→ Data entries
============================================================

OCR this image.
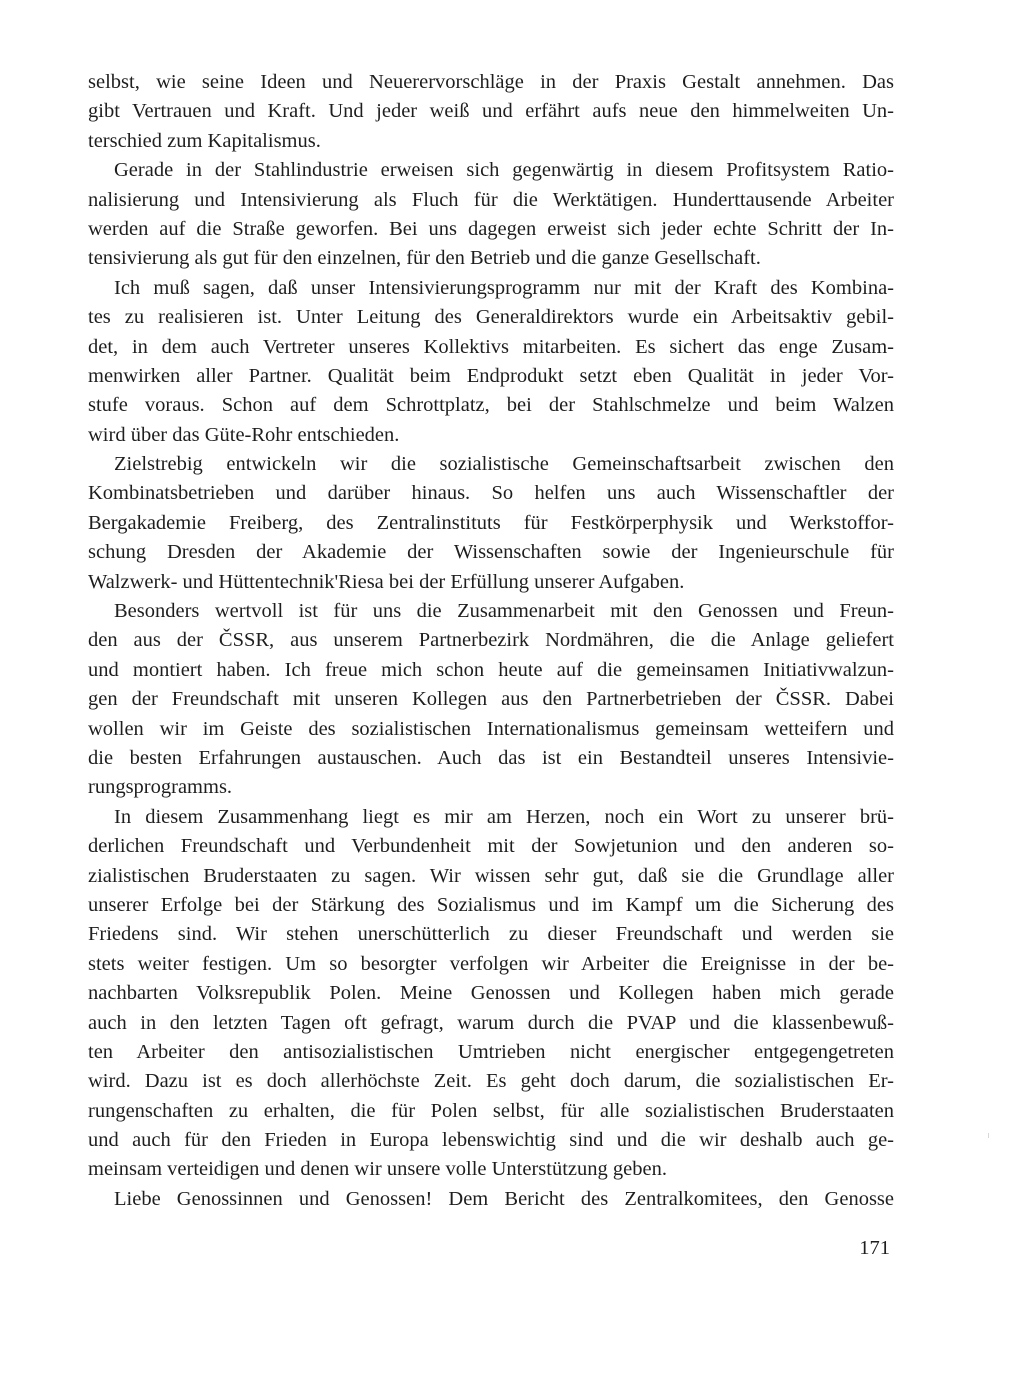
selbst, wie seine Ideen und Neuerervorschläge in der Praxis Gestalt annehmen. Das
gibt Vertrauen und Kraft. Und jeder weiß und erfährt aufs neue den himmelweiten Un-
terschied zum Kapitalismus.
Gerade in der Stahlindustrie erweisen sich gegenwärtig in diesem Profitsystem Ratio-
nalisierung und Intensivierung als Fluch für die Werktätigen. Hunderttausende Arbeiter
werden auf die Straße geworfen. Bei uns dagegen erweist sich jeder echte Schritt der In-
tensivierung als gut für den einzelnen, für den Betrieb und die ganze Gesellschaft.
Ich muß sagen, daß unser Intensivierungsprogramm nur mit der Kraft des Kombina-
tes zu realisieren ist. Unter Leitung des Generaldirektors wurde ein Arbeitsaktiv gebil-
det, in dem auch Vertreter unseres Kollektivs mitarbeiten. Es sichert das enge Zusam-
menwirken aller Partner. Qualität beim Endprodukt setzt eben Qualität in jeder Vor-
stufe voraus. Schon auf dem Schrottplatz, bei der Stahlschmelze und beim Walzen
wird über das Güte-Rohr entschieden.
Zielstrebig entwickeln wir die sozialistische Gemeinschaftsarbeit zwischen den
Kombinatsbetrieben und darüber hinaus. So helfen uns auch Wissenschaftler der
Bergakademie Freiberg, des Zentralinstituts für Festkörperphysik und Werkstoffor-
schung Dresden der Akademie der Wissenschaften sowie der Ingenieurschule für
Walzwerk- und Hüttentechnik'Riesa bei der Erfüllung unserer Aufgaben.
Besonders wertvoll ist für uns die Zusammenarbeit mit den Genossen und Freun-
den aus der ČSSR, aus unserem Partnerbezirk Nordmähren, die die Anlage geliefert
und montiert haben. Ich freue mich schon heute auf die gemeinsamen Initiativwalzun-
gen der Freundschaft mit unseren Kollegen aus den Partnerbetrieben der ČSSR. Dabei
wollen wir im Geiste des sozialistischen Internationalismus gemeinsam wetteifern und
die besten Erfahrungen austauschen. Auch das ist ein Bestandteil unseres Intensivie-
rungsprogramms.
In diesem Zusammenhang liegt es mir am Herzen, noch ein Wort zu unserer brü-
derlichen Freundschaft und Verbundenheit mit der Sowjetunion und den anderen so-
zialistischen Bruderstaaten zu sagen. Wir wissen sehr gut, daß sie die Grundlage aller
unserer Erfolge bei der Stärkung des Sozialismus und im Kampf um die Sicherung des
Friedens sind. Wir stehen unerschütterlich zu dieser Freundschaft und werden sie
stets weiter festigen. Um so besorgter verfolgen wir Arbeiter die Ereignisse in der be-
nachbarten Volksrepublik Polen. Meine Genossen und Kollegen haben mich gerade
auch in den letzten Tagen oft gefragt, warum durch die PVAP und die klassenbewuß-
ten Arbeiter den antisozialistischen Umtrieben nicht energischer entgegengetreten
wird. Dazu ist es doch allerhöchste Zeit. Es geht doch darum, die sozialistischen Er-
rungenschaften zu erhalten, die für Polen selbst, für alle sozialistischen Bruderstaaten
und auch für den Frieden in Europa lebenswichtig sind und die wir deshalb auch ge-
meinsam verteidigen und denen wir unsere volle Unterstützung geben.
Liebe Genossinnen und Genossen! Dem Bericht des Zentralkomitees, den Genosse
171
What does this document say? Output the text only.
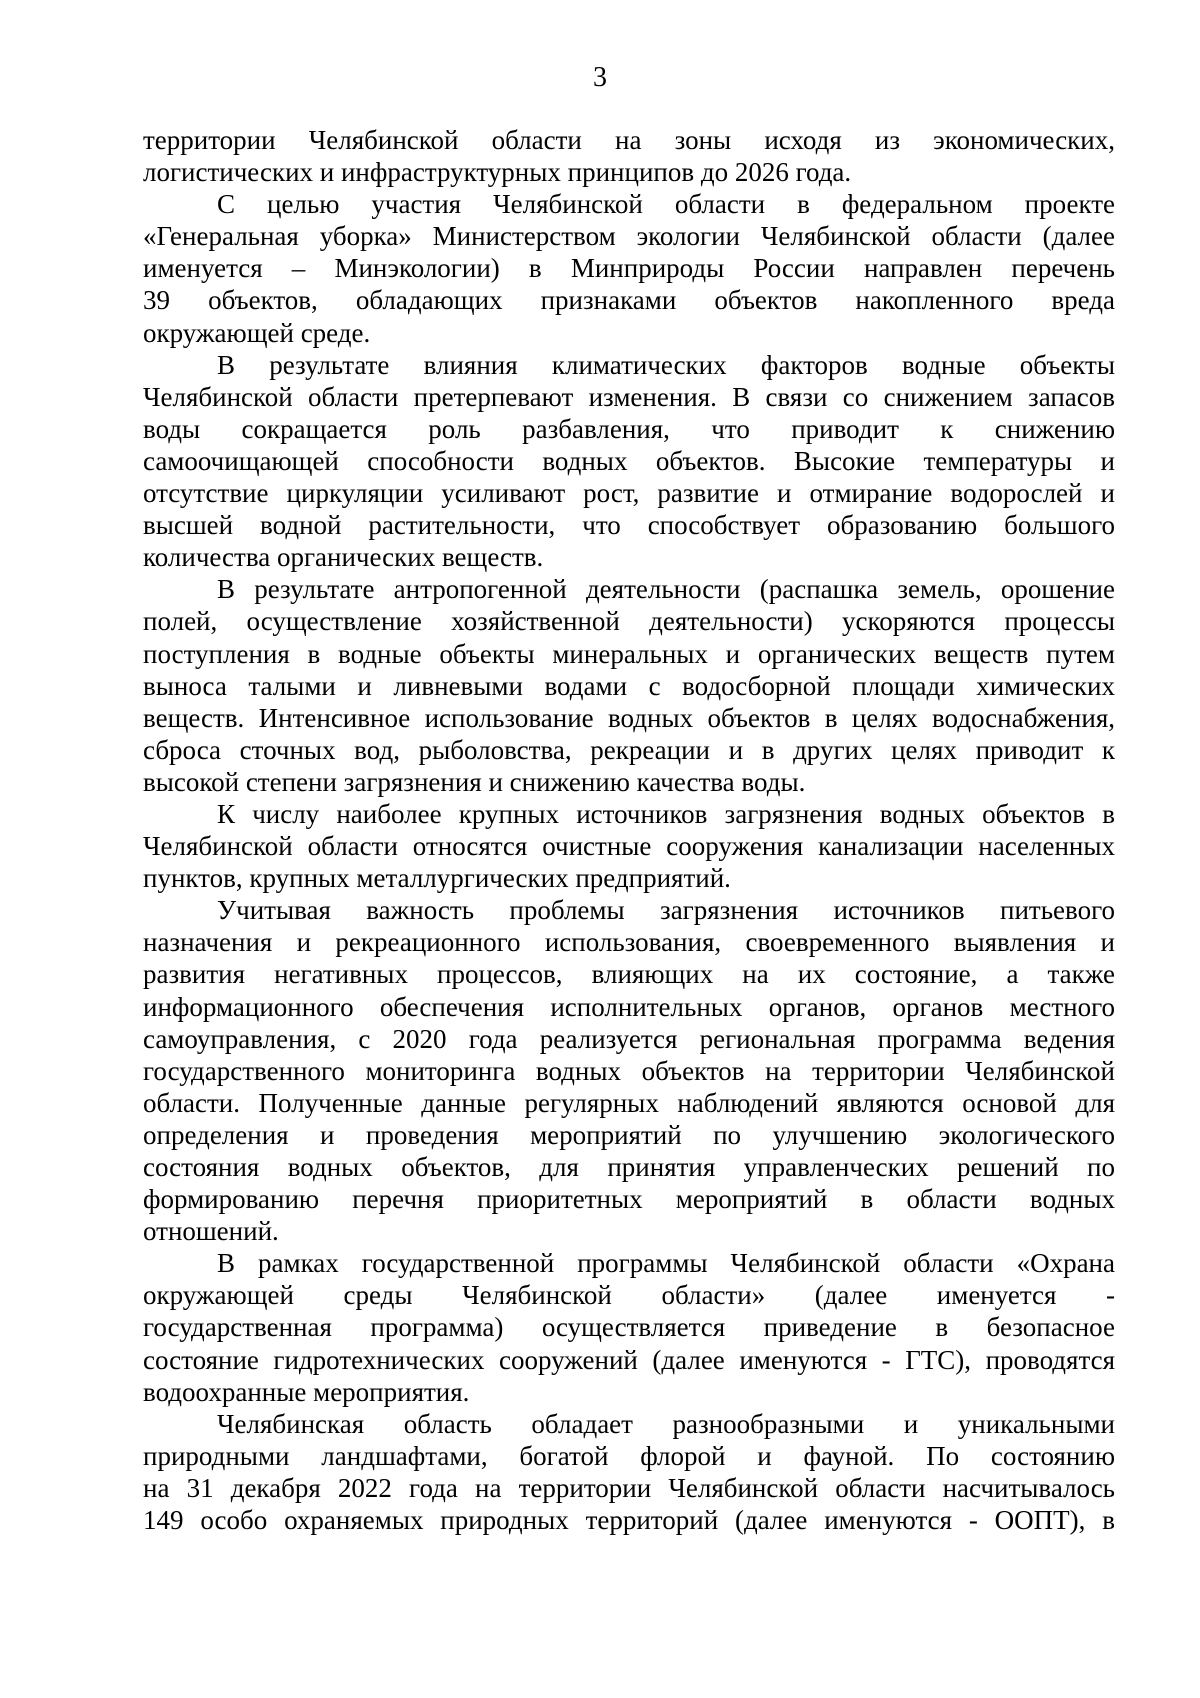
3
территории Челябинской области на зоны исходя из экономических,
логистических и инфраструктурных принципов до 2026 года.
С целью участия Челябинской области в федеральном проекте
«Генеральная уборка» Министерством экологии Челябинской области (далее
именуется – Минэкологии) в Минприроды России направлен перечень
39 объектов, обладающих признаками объектов накопленного вреда
окружающей среде.
В результате влияния климатических факторов водные объекты
Челябинской области претерпевают изменения. В связи со снижением запасов
воды сокращается роль разбавления, что приводит к снижению
самоочищающей способности водных объектов. Высокие температуры и
отсутствие циркуляции усиливают рост, развитие и отмирание водорослей и
высшей водной растительности, что способствует образованию большого
количества органических веществ.
В результате антропогенной деятельности (распашка земель, орошение
полей, осуществление хозяйственной деятельности) ускоряются процессы
поступления в водные объекты минеральных и органических веществ путем
выноса талыми и ливневыми водами с водосборной площади химических
веществ. Интенсивное использование водных объектов в целях водоснабжения,
сброса сточных вод, рыболовства, рекреации и в других целях приводит к
высокой степени загрязнения и снижению качества воды.
К числу наиболее крупных источников загрязнения водных объектов в
Челябинской области относятся очистные сооружения канализации населенных
пунктов, крупных металлургических предприятий.
Учитывая важность проблемы загрязнения источников питьевого
назначения и рекреационного использования, своевременного выявления и
развития негативных процессов, влияющих на их состояние, а также
информационного обеспечения исполнительных органов, органов местного
самоуправления, с 2020 года реализуется региональная программа ведения
государственного мониторинга водных объектов на территории Челябинской
области. Полученные данные регулярных наблюдений являются основой для
определения и проведения мероприятий по улучшению экологического
состояния водных объектов, для принятия управленческих решений по
формированию перечня приоритетных мероприятий в области водных
отношений.
В рамках государственной программы Челябинской области «Охрана
окружающей среды Челябинской области» (далее именуется -
государственная программа) осуществляется приведение в безопасное
состояние гидротехнических сооружений (далее именуются - ГТС), проводятся
водоохранные мероприятия.
Челябинская область обладает разнообразными и уникальными
природными ландшафтами, богатой флорой и фауной. По состоянию
на 31 декабря 2022 года на территории Челябинской области насчитывалось
149 особо охраняемых природных территорий (далее именуются - ООПТ), в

============================================================

→ Written task
Pictures are excluded; output everything else in the data verbatim.

→ Expected answer
OCR this image.
selbst, wie seine Ideen und Neuerervorschläge in der Praxis Gestalt annehmen. Das
gibt Vertrauen und Kraft. Und jeder weiß und erfährt aufs neue den himmelweiten Un-
terschied zum Kapitalismus.
Gerade in der Stahlindustrie erweisen sich gegenwärtig in diesem Profitsystem Ratio-
nalisierung und Intensivierung als Fluch für die Werktätigen. Hunderttausende Arbeiter
werden auf die Straße geworfen. Bei uns dagegen erweist sich jeder echte Schritt der In-
tensivierung als gut für den einzelnen, für den Betrieb und die ganze Gesellschaft.
Ich muß sagen, daß unser Intensivierungsprogramm nur mit der Kraft des Kombina-
tes zu realisieren ist. Unter Leitung des Generaldirektors wurde ein Arbeitsaktiv gebil-
det, in dem auch Vertreter unseres Kollektivs mitarbeiten. Es sichert das enge Zusam-
menwirken aller Partner. Qualität beim Endprodukt setzt eben Qualität in jeder Vor-
stufe voraus. Schon auf dem Schrottplatz, bei der Stahlschmelze und beim Walzen
wird über das Güte-Rohr entschieden.
Zielstrebig entwickeln wir die sozialistische Gemeinschaftsarbeit zwischen den
Kombinatsbetrieben und darüber hinaus. So helfen uns auch Wissenschaftler der
Bergakademie Freiberg, des Zentralinstituts für Festkörperphysik und Werkstoffor-
schung Dresden der Akademie der Wissenschaften sowie der Ingenieurschule für
Walzwerk- und Hüttentechnik'Riesa bei der Erfüllung unserer Aufgaben.
Besonders wertvoll ist für uns die Zusammenarbeit mit den Genossen und Freun-
den aus der ČSSR, aus unserem Partnerbezirk Nordmähren, die die Anlage geliefert
und montiert haben. Ich freue mich schon heute auf die gemeinsamen Initiativwalzun-
gen der Freundschaft mit unseren Kollegen aus den Partnerbetrieben der ČSSR. Dabei
wollen wir im Geiste des sozialistischen Internationalismus gemeinsam wetteifern und
die besten Erfahrungen austauschen. Auch das ist ein Bestandteil unseres Intensivie-
rungsprogramms.
In diesem Zusammenhang liegt es mir am Herzen, noch ein Wort zu unserer brü-
derlichen Freundschaft und Verbundenheit mit der Sowjetunion und den anderen so-
zialistischen Bruderstaaten zu sagen. Wir wissen sehr gut, daß sie die Grundlage aller
unserer Erfolge bei der Stärkung des Sozialismus und im Kampf um die Sicherung des
Friedens sind. Wir stehen unerschütterlich zu dieser Freundschaft und werden sie
stets weiter festigen. Um so besorgter verfolgen wir Arbeiter die Ereignisse in der be-
nachbarten Volksrepublik Polen. Meine Genossen und Kollegen haben mich gerade
auch in den letzten Tagen oft gefragt, warum durch die PVAP und die klassenbewuß-
ten Arbeiter den antisozialistischen Umtrieben nicht energischer entgegengetreten
wird. Dazu ist es doch allerhöchste Zeit. Es geht doch darum, die sozialistischen Er-
rungenschaften zu erhalten, die für Polen selbst, für alle sozialistischen Bruderstaaten
und auch für den Frieden in Europa lebenswichtig sind und die wir deshalb auch ge-
meinsam verteidigen und denen wir unsere volle Unterstützung geben.
Liebe Genossinnen und Genossen! Dem Bericht des Zentralkomitees, den Genosse
171
What does this document say? Output the text only.
3
территории Челябинской области на зоны исходя из экономических,
логистических и инфраструктурных принципов до 2026 года.
С целью участия Челябинской области в федеральном проекте
«Генеральная уборка» Министерством экологии Челябинской области (далее
именуется – Минэкологии) в Минприроды России направлен перечень
39 объектов, обладающих признаками объектов накопленного вреда
окружающей среде.
В результате влияния климатических факторов водные объекты
Челябинской области претерпевают изменения. В связи со снижением запасов
воды сокращается роль разбавления, что приводит к снижению
самоочищающей способности водных объектов. Высокие температуры и
отсутствие циркуляции усиливают рост, развитие и отмирание водорослей и
высшей водной растительности, что способствует образованию большого
количества органических веществ.
В результате антропогенной деятельности (распашка земель, орошение
полей, осуществление хозяйственной деятельности) ускоряются процессы
поступления в водные объекты минеральных и органических веществ путем
выноса талыми и ливневыми водами с водосборной площади химических
веществ. Интенсивное использование водных объектов в целях водоснабжения,
сброса сточных вод, рыболовства, рекреации и в других целях приводит к
высокой степени загрязнения и снижению качества воды.
К числу наиболее крупных источников загрязнения водных объектов в
Челябинской области относятся очистные сооружения канализации населенных
пунктов, крупных металлургических предприятий.
Учитывая важность проблемы загрязнения источников питьевого
назначения и рекреационного использования, своевременного выявления и
развития негативных процессов, влияющих на их состояние, а также
информационного обеспечения исполнительных органов, органов местного
самоуправления, с 2020 года реализуется региональная программа ведения
государственного мониторинга водных объектов на территории Челябинской
области. Полученные данные регулярных наблюдений являются основой для
определения и проведения мероприятий по улучшению экологического
состояния водных объектов, для принятия управленческих решений по
формированию перечня приоритетных мероприятий в области водных
отношений.
В рамках государственной программы Челябинской области «Охрана
окружающей среды Челябинской области» (далее именуется -
государственная программа) осуществляется приведение в безопасное
состояние гидротехнических сооружений (далее именуются - ГТС), проводятся
водоохранные мероприятия.
Челябинская область обладает разнообразными и уникальными
природными ландшафтами, богатой флорой и фауной. По состоянию
на 31 декабря 2022 года на территории Челябинской области насчитывалось
149 особо охраняемых природных территорий (далее именуются - ООПТ), в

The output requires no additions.